### What is expected
Extract each line of the material that follows exactly and omit its pictures.

==== Listing ====

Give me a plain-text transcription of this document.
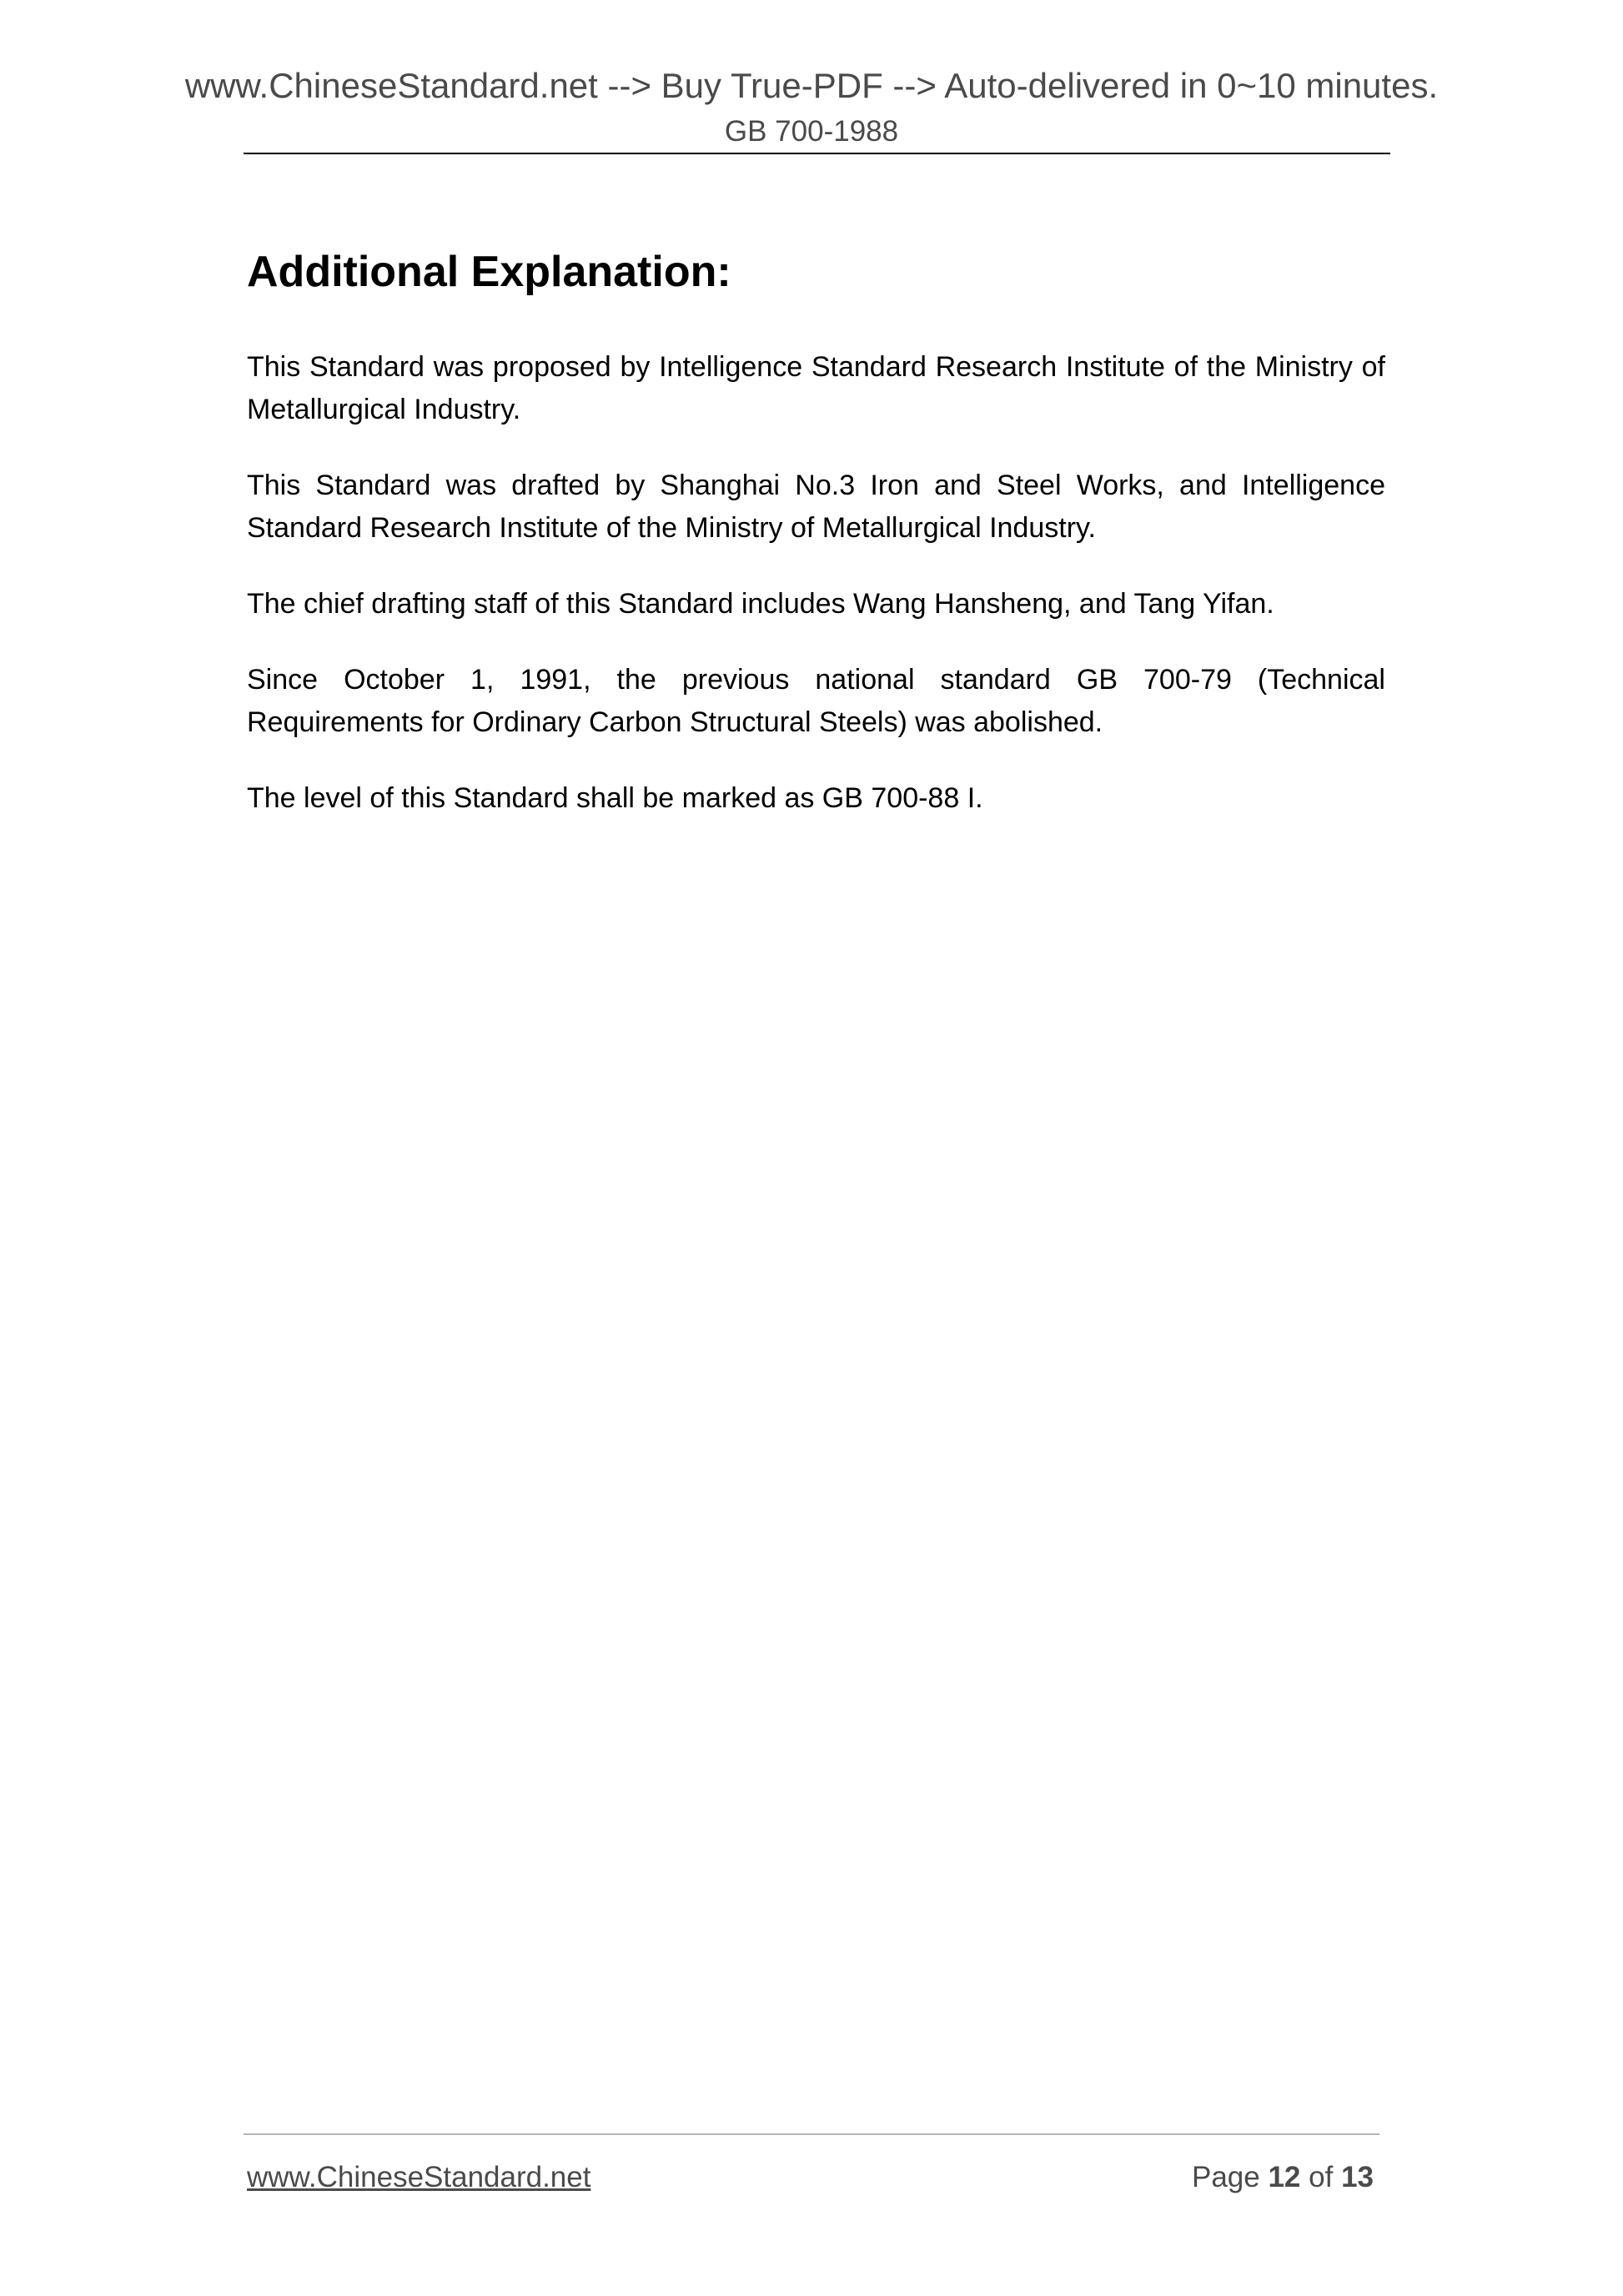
www.ChineseStandard.net --> Buy True-PDF --> Auto-delivered in 0~10 minutes.
GB 700-1988
Additional Explanation:

This Standard was proposed by Intelligence Standard Research Institute of the Ministry of Metallurgical Industry.

This Standard was drafted by Shanghai No.3 Iron and Steel Works, and Intelligence Standard Research Institute of the Ministry of Metallurgical Industry.

The chief drafting staff of this Standard includes Wang Hansheng, and Tang Yifan.

Since October 1, 1991, the previous national standard GB 700-79 (Technical Requirements for Ordinary Carbon Structural Steels) was abolished.

The level of this Standard shall be marked as GB 700-88 I.

www.ChineseStandard.net	Page 12 of 13
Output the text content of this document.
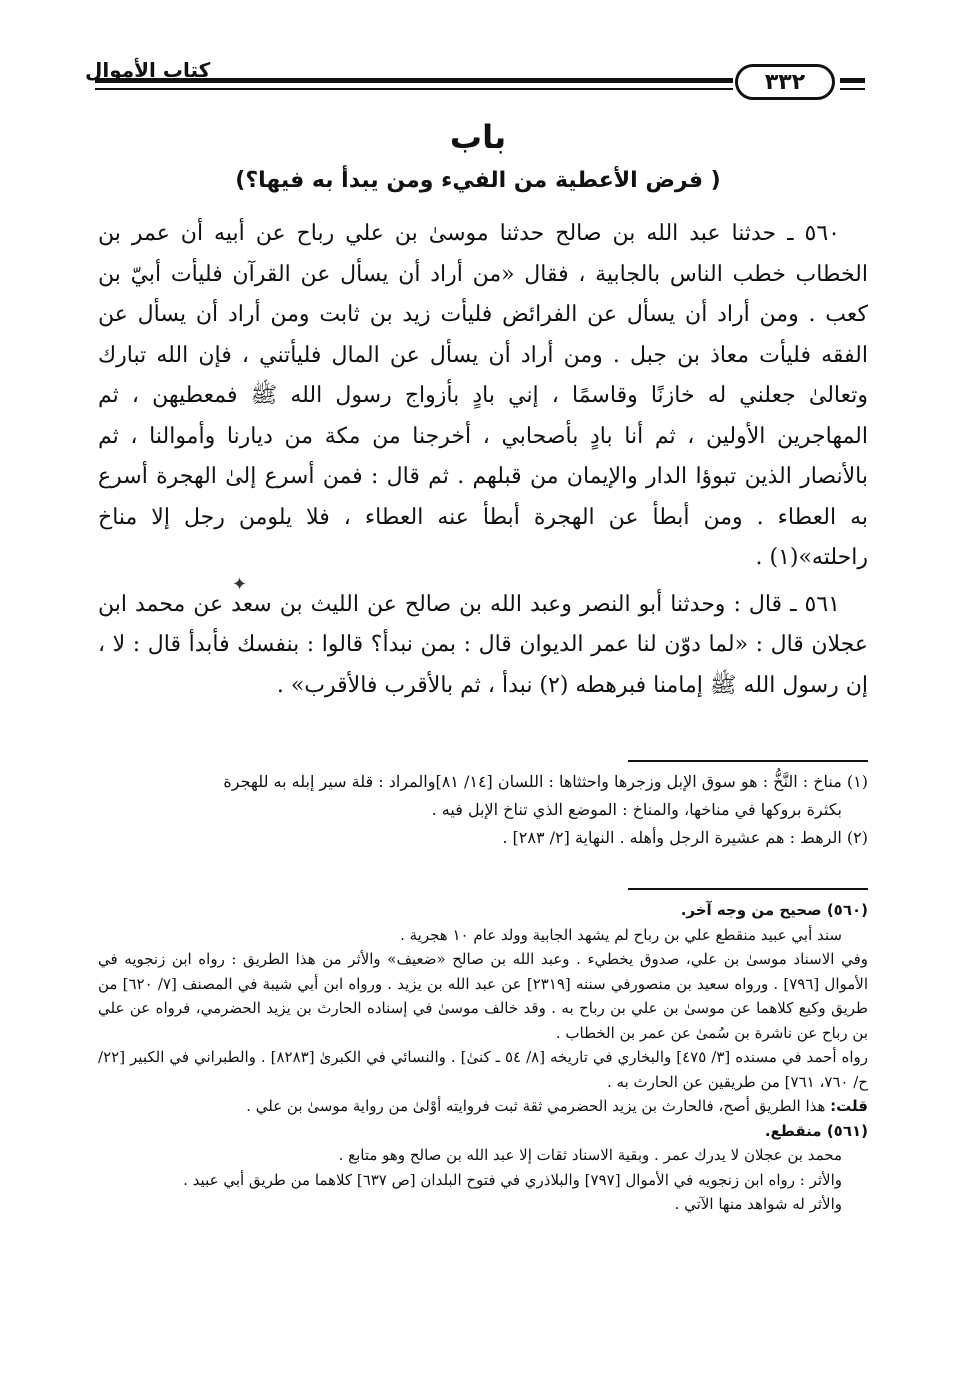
٣٣٢
كتاب الأموال
باب
( فرض الأعطية من الفيء ومن يبدأ به فيها؟)

٥٦٠ ـ حدثنا عبد الله بن صالح حدثنا موسىٰ بن علي رباح عن أبيه أن عمر بن الخطاب خطب الناس بالجابية ، فقال «من أراد أن يسأل عن القرآن فليأت أبيّ بن كعب . ومن أراد أن يسأل عن الفرائض فليأت زيد بن ثابت ومن أراد أن يسأل عن الفقه فليأت معاذ بن جبل . ومن أراد أن يسأل عن المال فليأتني ، فإن الله تبارك وتعالىٰ جعلني له خازنًا وقاسمًا ، إني بادٍ بأزواج رسول الله ﷺ فمعطيهن ، ثم المهاجرين الأولين ، ثم أنا بادٍ بأصحابي ، أخرجنا من مكة من ديارنا وأموالنا ، ثم بالأنصار الذين تبوؤا الدار والإيمان من قبلهم . ثم قال : فمن أسرع إلىٰ الهجرة أسرع به العطاء . ومن أبطأ عن الهجرة أبطأ عنه العطاء ، فلا يلومن رجل إلا مناخ راحلته»(١) .

٥٦١ ـ قال : وحدثنا أبو النصر وعبد الله بن صالح عن الليث بن سعد عن محمد ابن عجلان قال : «لما دوّن لنا عمر الديوان قال : بمن نبدأ؟ قالوا : بنفسك فأبدأ قال : لا ، إن رسول الله ﷺ إمامنا فبرهطه (٢) نبدأ ، ثم بالأقرب فالأقرب» .

✦

(١) مناخ : النَّخُّ : هو سوق الإبل وزجرها واحثثاها : اللسان [١٤/ ٨١]والمراد : قلة سير إبله به للهجرة

بكثرة بروكها في مناخها، والمناخ : الموضع الذي تناخ الإبل فيه .

(٢) الرهط : هم عشيرة الرجل وأهله . النهاية [٢/ ٢٨٣] .

(٥٦٠) صحيح من وجه آخر.

سند أبي عبيد منقطع علي بن رباح لم يشهد الجابية وولد عام ١٠ هجرية .

وفي الاسناد موسىٰ بن علي، صدوق يخطيء . وعبد الله بن صالح «ضعيف» والأثر من هذا الطريق : رواه ابن زنجويه في الأموال [٧٩٦] . ورواه سعيد بن منصورفي سننه [٢٣١٩] عن عبد الله بن يزيد . ورواه ابن أبي شيبة في المصنف [٧/ ٦٢٠] من طريق وكيع كلاهما عن موسىٰ بن علي بن رباح به . وقد خالف موسىٰ في إسناده الحارث بن يزيد الحضرمي، فرواه عن علي بن رباح عن ناشرة بن سُمىٰ عن عمر بن الخطاب .

رواه أحمد في مسنده [٣/ ٤٧٥] والبخاري في تاريخه [٨/ ٥٤ ـ كنىٰ] . والنسائي في الكبرىٰ [٨٢٨٣] . والطبراني في الكبير [٢٢/ ح/ ٧٦٠، ٧٦١] من طريقين عن الحارث به .

قلت: هذا الطريق أصح، فالحارث بن يزيد الحضرمي ثقة ثبت فروايته أوْلىٰ من رواية موسىٰ بن علي .

(٥٦١) منقطع.

محمد بن عجلان لا يدرك عمر . وبقية الاسناد ثقات إلا عبد الله بن صالح وهو متابع .

والأثر : رواه ابن زنجويه في الأموال [٧٩٧] والبلاذري في فتوح البلدان [ص ٦٣٧] كلاهما من طريق أبي عبيد .

والأثر له شواهد منها الآتي .
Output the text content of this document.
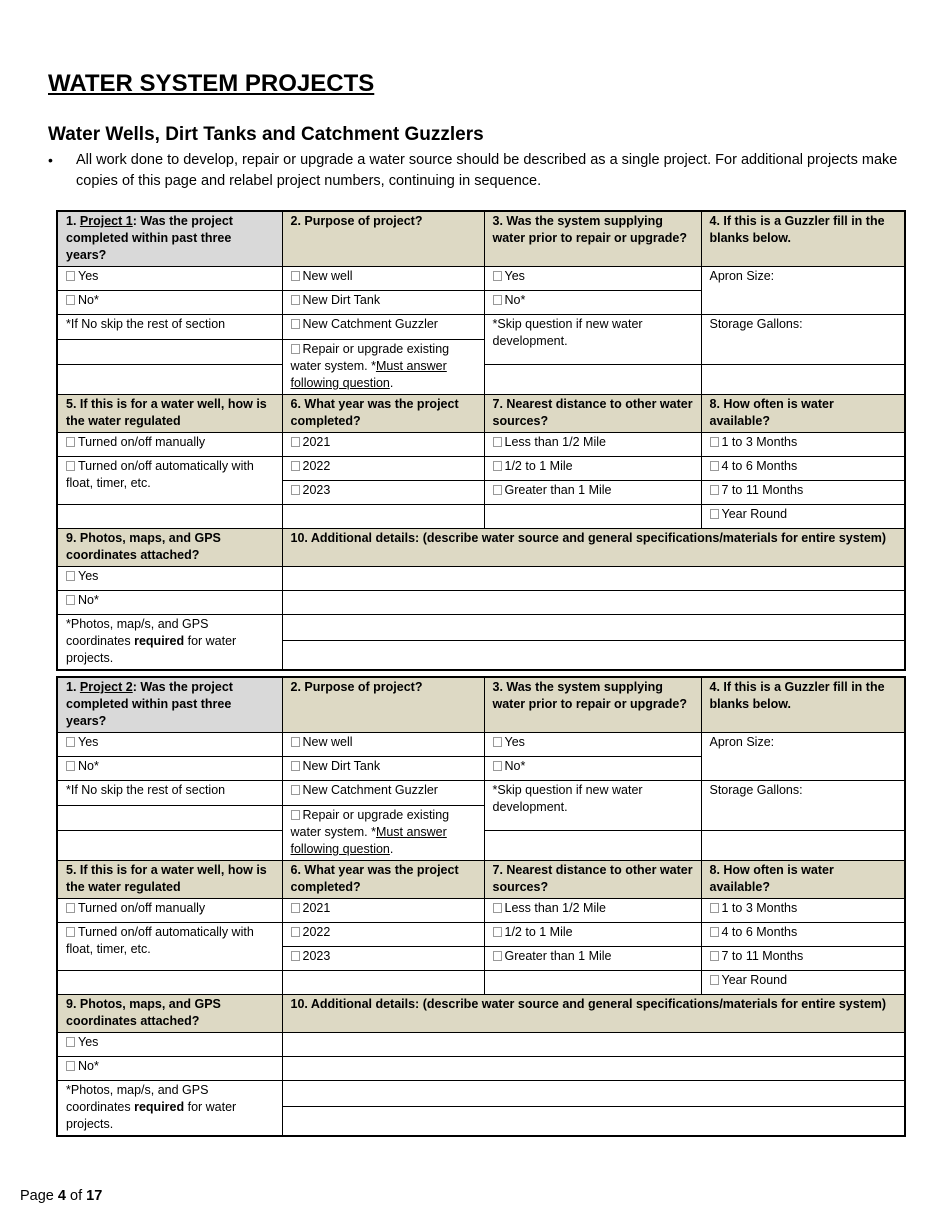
WATER SYSTEM PROJECTS
Water Wells, Dirt Tanks and Catchment Guzzlers
•	All work done to develop, repair or upgrade a water source should be described as a single project. For additional projects make copies of this page and relabel project numbers, continuing in sequence.
1. Project 1: Was the project completed within past three years?	2. Purpose of project?	3. Was the system supplying water prior to repair or upgrade?	4. If this is a Guzzler fill in the blanks below.
Yes	New well	Yes	Apron Size:
No*	New Dirt Tank	No*	
*If No skip the rest of section	New Catchment Guzzler	*Skip question if new water development.	Storage Gallons:
	Repair or upgrade existing water system. *Must answer following question.		

5. If this is for a water well, how is the water regulated	6. What year was the project completed?	7. Nearest distance to other water sources?	8. How often is water available?
Turned on/off manually	2021	Less than 1/2 Mile	1 to 3 Months
Turned on/off automatically with float, timer, etc.	2022	1/2 to 1 Mile	4 to 6 Months
	2023	Greater than 1 Mile	7 to 11 Months
			Year Round
9. Photos, maps, and GPS coordinates attached?	10. Additional details: (describe water source and general specifications/materials for entire system)		
Yes			
No*			
*Photos, map/s, and GPS coordinates required for water projects.			

1. Project 2: Was the project completed within past three years?	2. Purpose of project?	3. Was the system supplying water prior to repair or upgrade?	4. If this is a Guzzler fill in the blanks below.
Yes	New well	Yes	Apron Size:
No*	New Dirt Tank	No*	
*If No skip the rest of section	New Catchment Guzzler	*Skip question if new water development.	Storage Gallons:
	Repair or upgrade existing water system. *Must answer following question.		

5. If this is for a water well, how is the water regulated	6. What year was the project completed?	7. Nearest distance to other water sources?	8. How often is water available?
Turned on/off manually	2021	Less than 1/2 Mile	1 to 3 Months
Turned on/off automatically with float, timer, etc.	2022	1/2 to 1 Mile	4 to 6 Months
	2023	Greater than 1 Mile	7 to 11 Months
			Year Round
9. Photos, maps, and GPS coordinates attached?	10. Additional details: (describe water source and general specifications/materials for entire system)		
Yes			
No*			
*Photos, map/s, and GPS coordinates required for water projects.			

Page 4 of 17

====

### Final result
Give me a plain-text transcription of this document.
www.ChineseStandard.net --> Buy True-PDF --> Auto-delivered in 0~10 minutes.
GB 700-1988
Additional Explanation:

This Standard was proposed by Intelligence Standard Research Institute of the Ministry of Metallurgical Industry.

This Standard was drafted by Shanghai No.3 Iron and Steel Works, and Intelligence Standard Research Institute of the Ministry of Metallurgical Industry.

The chief drafting staff of this Standard includes Wang Hansheng, and Tang Yifan.

Since October 1, 1991, the previous national standard GB 700-79 (Technical Requirements for Ordinary Carbon Structural Steels) was abolished.

The level of this Standard shall be marked as GB 700-88 I.

www.ChineseStandard.net	Page 12 of 13
Output the text content of this document.
٣٣٢
كتاب الأموال
باب
( فرض الأعطية من الفيء ومن يبدأ به فيها؟)

٥٦٠ ـ حدثنا عبد الله بن صالح حدثنا موسىٰ بن علي رباح عن أبيه أن عمر بن الخطاب خطب الناس بالجابية ، فقال «من أراد أن يسأل عن القرآن فليأت أبيّ بن كعب . ومن أراد أن يسأل عن الفرائض فليأت زيد بن ثابت ومن أراد أن يسأل عن الفقه فليأت معاذ بن جبل . ومن أراد أن يسأل عن المال فليأتني ، فإن الله تبارك وتعالىٰ جعلني له خازنًا وقاسمًا ، إني بادٍ بأزواج رسول الله ﷺ فمعطيهن ، ثم المهاجرين الأولين ، ثم أنا بادٍ بأصحابي ، أخرجنا من مكة من ديارنا وأموالنا ، ثم بالأنصار الذين تبوؤا الدار والإيمان من قبلهم . ثم قال : فمن أسرع إلىٰ الهجرة أسرع به العطاء . ومن أبطأ عن الهجرة أبطأ عنه العطاء ، فلا يلومن رجل إلا مناخ راحلته»(١) .

٥٦١ ـ قال : وحدثنا أبو النصر وعبد الله بن صالح عن الليث بن سعد عن محمد ابن عجلان قال : «لما دوّن لنا عمر الديوان قال : بمن نبدأ؟ قالوا : بنفسك فأبدأ قال : لا ، إن رسول الله ﷺ إمامنا فبرهطه (٢) نبدأ ، ثم بالأقرب فالأقرب» .

✦

(١) مناخ : النَّخُّ : هو سوق الإبل وزجرها واحثثاها : اللسان [١٤/ ٨١]والمراد : قلة سير إبله به للهجرة

بكثرة بروكها في مناخها، والمناخ : الموضع الذي تناخ الإبل فيه .

(٢) الرهط : هم عشيرة الرجل وأهله . النهاية [٢/ ٢٨٣] .

(٥٦٠) صحيح من وجه آخر.

سند أبي عبيد منقطع علي بن رباح لم يشهد الجابية وولد عام ١٠ هجرية .

وفي الاسناد موسىٰ بن علي، صدوق يخطيء . وعبد الله بن صالح «ضعيف» والأثر من هذا الطريق : رواه ابن زنجويه في الأموال [٧٩٦] . ورواه سعيد بن منصورفي سننه [٢٣١٩] عن عبد الله بن يزيد . ورواه ابن أبي شيبة في المصنف [٧/ ٦٢٠] من طريق وكيع كلاهما عن موسىٰ بن علي بن رباح به . وقد خالف موسىٰ في إسناده الحارث بن يزيد الحضرمي، فرواه عن علي بن رباح عن ناشرة بن سُمىٰ عن عمر بن الخطاب .

رواه أحمد في مسنده [٣/ ٤٧٥] والبخاري في تاريخه [٨/ ٥٤ ـ كنىٰ] . والنسائي في الكبرىٰ [٨٢٨٣] . والطبراني في الكبير [٢٢/ ح/ ٧٦٠، ٧٦١] من طريقين عن الحارث به .

قلت: هذا الطريق أصح، فالحارث بن يزيد الحضرمي ثقة ثبت فروايته أوْلىٰ من رواية موسىٰ بن علي .

(٥٦١) منقطع.

محمد بن عجلان لا يدرك عمر . وبقية الاسناد ثقات إلا عبد الله بن صالح وهو متابع .

والأثر : رواه ابن زنجويه في الأموال [٧٩٧] والبلاذري في فتوح البلدان [ص ٦٣٧] كلاهما من طريق أبي عبيد .

والأثر له شواهد منها الآتي .
Output the text content of this document.
WATER SYSTEM PROJECTS
Water Wells, Dirt Tanks and Catchment Guzzlers
•	All work done to develop, repair or upgrade a water source should be described as a single project. For additional projects make copies of this page and relabel project numbers, continuing in sequence.
1. Project 1: Was the project completed within past three years?	2. Purpose of project?	3. Was the system supplying water prior to repair or upgrade?	4. If this is a Guzzler fill in the blanks below.
Yes	New well	Yes	Apron Size:
No*	New Dirt Tank	No*	
*If No skip the rest of section	New Catchment Guzzler	*Skip question if new water development.	Storage Gallons:
	Repair or upgrade existing water system. *Must answer following question.		

5. If this is for a water well, how is the water regulated	6. What year was the project completed?	7. Nearest distance to other water sources?	8. How often is water available?
Turned on/off manually	2021	Less than 1/2 Mile	1 to 3 Months
Turned on/off automatically with float, timer, etc.	2022	1/2 to 1 Mile	4 to 6 Months
	2023	Greater than 1 Mile	7 to 11 Months
			Year Round
9. Photos, maps, and GPS coordinates attached?	10. Additional details: (describe water source and general specifications/materials for entire system)		
Yes			
No*			
*Photos, map/s, and GPS coordinates required for water projects.			

1. Project 2: Was the project completed within past three years?	2. Purpose of project?	3. Was the system supplying water prior to repair or upgrade?	4. If this is a Guzzler fill in the blanks below.
Yes	New well	Yes	Apron Size:
No*	New Dirt Tank	No*	
*If No skip the rest of section	New Catchment Guzzler	*Skip question if new water development.	Storage Gallons:
	Repair or upgrade existing water system. *Must answer following question.		

5. If this is for a water well, how is the water regulated	6. What year was the project completed?	7. Nearest distance to other water sources?	8. How often is water available?
Turned on/off manually	2021	Less than 1/2 Mile	1 to 3 Months
Turned on/off automatically with float, timer, etc.	2022	1/2 to 1 Mile	4 to 6 Months
	2023	Greater than 1 Mile	7 to 11 Months
			Year Round
9. Photos, maps, and GPS coordinates attached?	10. Additional details: (describe water source and general specifications/materials for entire system)		
Yes			
No*			
*Photos, map/s, and GPS coordinates required for water projects.			

Page 4 of 17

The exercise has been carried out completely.